## Data rows
▬▬▬

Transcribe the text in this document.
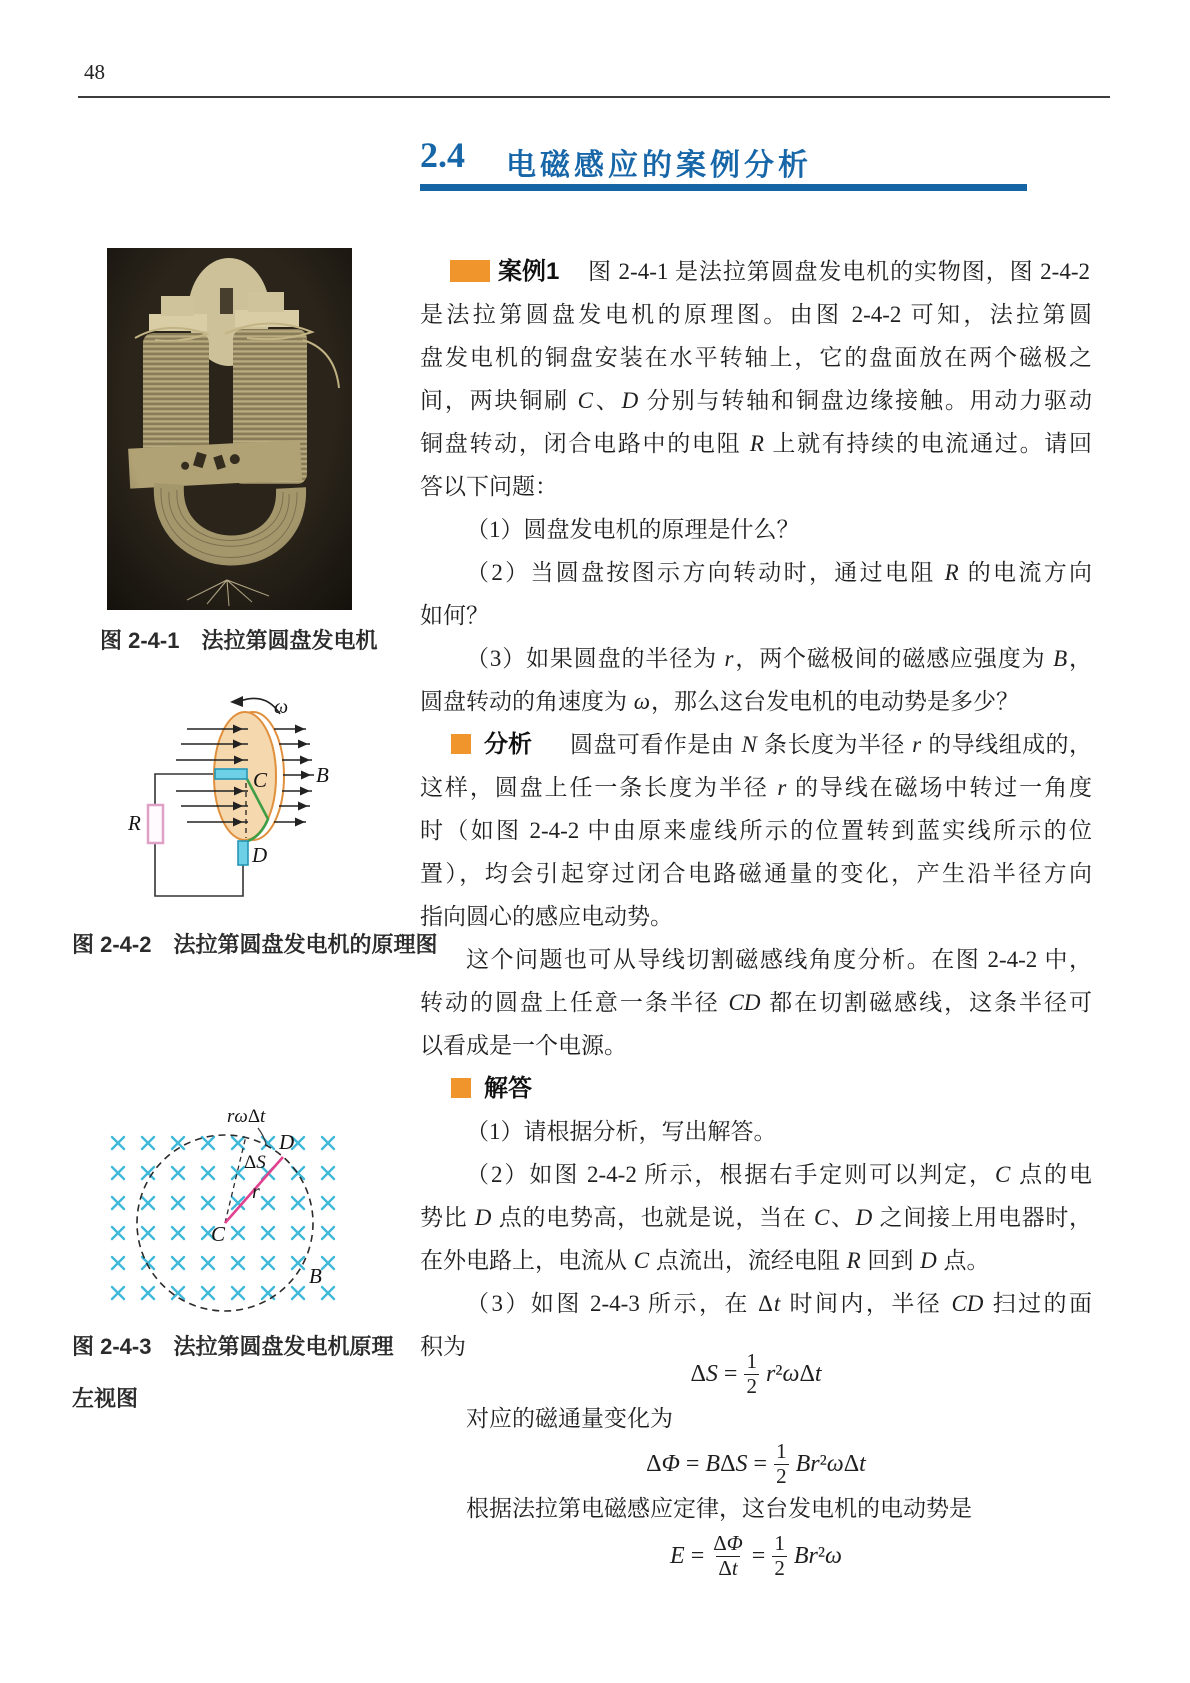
48
2.4 电磁感应的案例分析
图 2-4-1　法拉第圆盘发电机
ω
B
C
D
R
图 2-4-2　法拉第圆盘发电机的原理图
rωΔt
D
ΔS
r
C
B
图 2-4-3　法拉第圆盘发电机原理
左视图
案例1 图 2-4-1 是法拉第圆盘发电机的实物图，图 2-4-2
是法拉第圆盘发电机的原理图。由图 2-4-2 可知，法拉第圆
盘发电机的铜盘安装在水平转轴上，它的盘面放在两个磁极之
间，两块铜刷 C、D 分别与转轴和铜盘边缘接触。用动力驱动
铜盘转动，闭合电路中的电阻 R 上就有持续的电流通过。请回
答以下问题：
（1）圆盘发电机的原理是什么？
（2）当圆盘按图示方向转动时，通过电阻 R 的电流方向
如何？
（3）如果圆盘的半径为 r，两个磁极间的磁感应强度为 B，
圆盘转动的角速度为 ω，那么这台发电机的电动势是多少？
分析 圆盘可看作是由 N 条长度为半径 r 的导线组成的，
这样，圆盘上任一条长度为半径 r 的导线在磁场中转过一角度
时（如图 2-4-2 中由原来虚线所示的位置转到蓝实线所示的位
置），均会引起穿过闭合电路磁通量的变化，产生沿半径方向
指向圆心的感应电动势。
这个问题也可从导线切割磁感线角度分析。在图 2-4-2 中，
转动的圆盘上任意一条半径 CD 都在切割磁感线，这条半径可
以看成是一个电源。
解答
（1）请根据分析，写出解答。
（2）如图 2-4-2 所示，根据右手定则可以判定，C 点的电
势比 D 点的电势高，也就是说，当在 C、D 之间接上用电器时，
在外电路上，电流从 C 点流出，流经电阻 R 回到 D 点。
（3）如图 2-4-3 所示，在 Δt 时间内，半径 CD 扫过的面
积为
$\Delta S = \frac{1}{2} r^2\omega\Delta t$
对应的磁通量变化为
$\Delta\Phi = B\Delta S = \frac{1}{2} Br^2\omega\Delta t$
根据法拉第电磁感应定律，这台发电机的电动势是
$E = \frac{\Delta\Phi}{\Delta t} = \frac{1}{2} Br^2\omega$
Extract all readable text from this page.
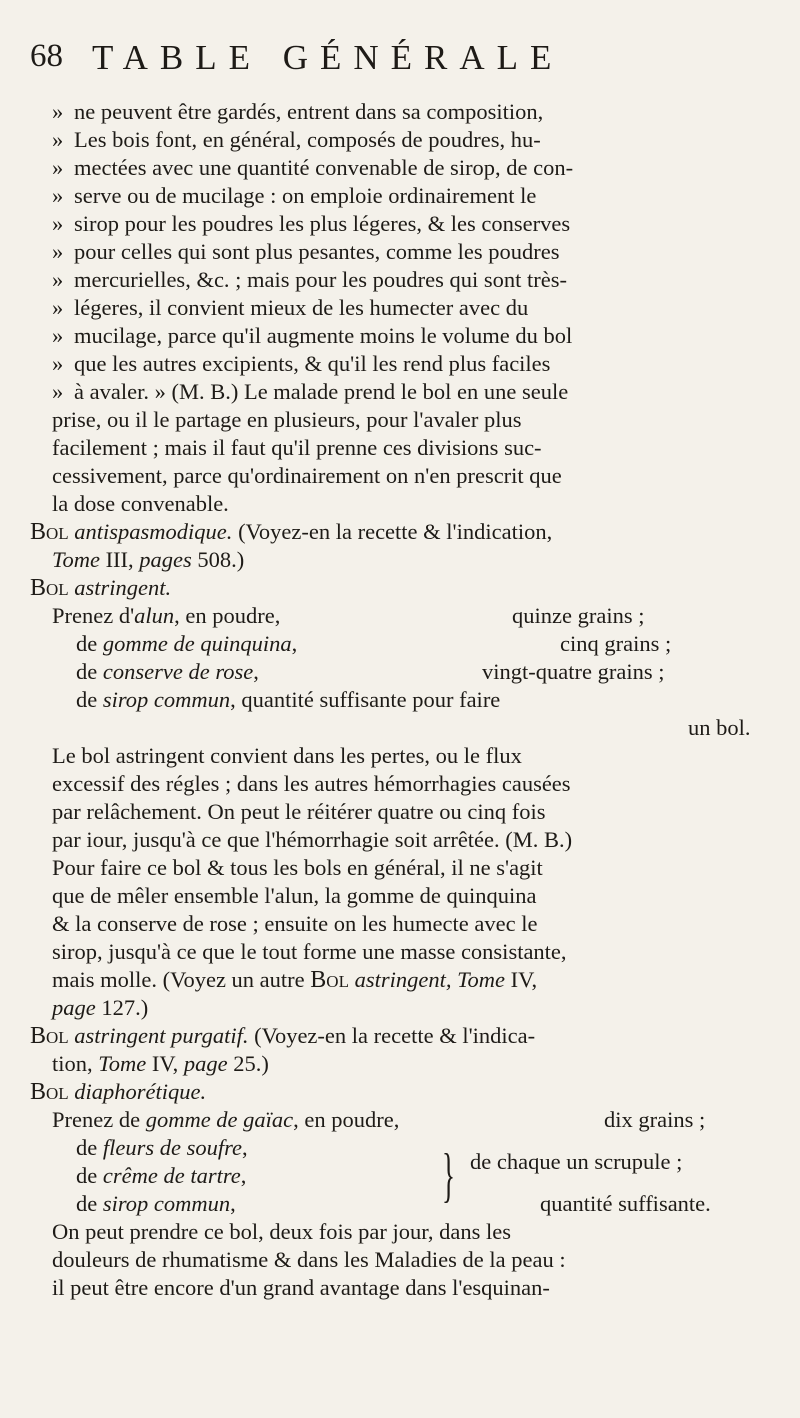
68 TABLE GÉNÉRALE
» ne peuvent être gardés, entrent dans sa composition,
» Les bois font, en général, composés de poudres, hu-
» mectées avec une quantité convenable de sirop, de con-
» serve ou de mucilage : on emploie ordinairement le
» sirop pour les poudres les plus légeres, & les conserves
» pour celles qui sont plus pesantes, comme les poudres
» mercurielles, &c. ; mais pour les poudres qui sont très-
» légeres, il convient mieux de les humecter avec du
» mucilage, parce qu'il augmente moins le volume du bol
» que les autres excipients, & qu'il les rend plus faciles
» à avaler. » (M. B.) Le malade prend le bol en une seule
prise, ou il le partage en plusieurs, pour l'avaler plus
facilement ; mais il faut qu'il prenne ces divisions suc-
cessivement, parce qu'ordinairement on n'en prescrit que
la dose convenable.
Bol antispasmodique. (Voyez-en la recette & l'indication,
Tome III, pages 508.)
Bol astringent.
Prenez d'alun, en poudre,	quinze grains ;
de gomme de quinquina,	cinq grains ;
de conserve de rose,	vingt-quatre grains ;
de sirop commun, quantité suffisante pour faire
un bol.
Le bol astringent convient dans les pertes, ou le flux
excessif des régles ; dans les autres hémorrhagies causées
par relâchement. On peut le réitérer quatre ou cinq fois
par iour, jusqu'à ce que l'hémorrhagie soit arrêtée. (M. B.)
Pour faire ce bol & tous les bols en général, il ne s'agit
que de mêler ensemble l'alun, la gomme de quinquina
& la conserve de rose ; ensuite on les humecte avec le
sirop, jusqu'à ce que le tout forme une masse consistante,
mais molle. (Voyez un autre Bol astringent, Tome IV,
page 127.)
Bol astringent purgatif. (Voyez-en la recette & l'indica-
tion, Tome IV, page 25.)
Bol diaphorétique.
Prenez de gomme de gaïac, en poudre,	dix grains ;
de fleurs de soufre,
de crême de tartre,	} de chaque un scrupule ;
de sirop commun,	quantité suffisante.
On peut prendre ce bol, deux fois par jour, dans les
douleurs de rhumatisme & dans les Maladies de la peau :
il peut être encore d'un grand avantage dans l'esquinan-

▬▬▬

## What this task involves
Which lines in the listing above hold the word "mais"? Show each of them.

## Exercise result
» mercurielles, &c. ; mais pour les poudres qui sont très-
facilement ; mais il faut qu'il prenne ces divisions suc-
mais molle. (Voyez un autre Bol astringent, Tome IV,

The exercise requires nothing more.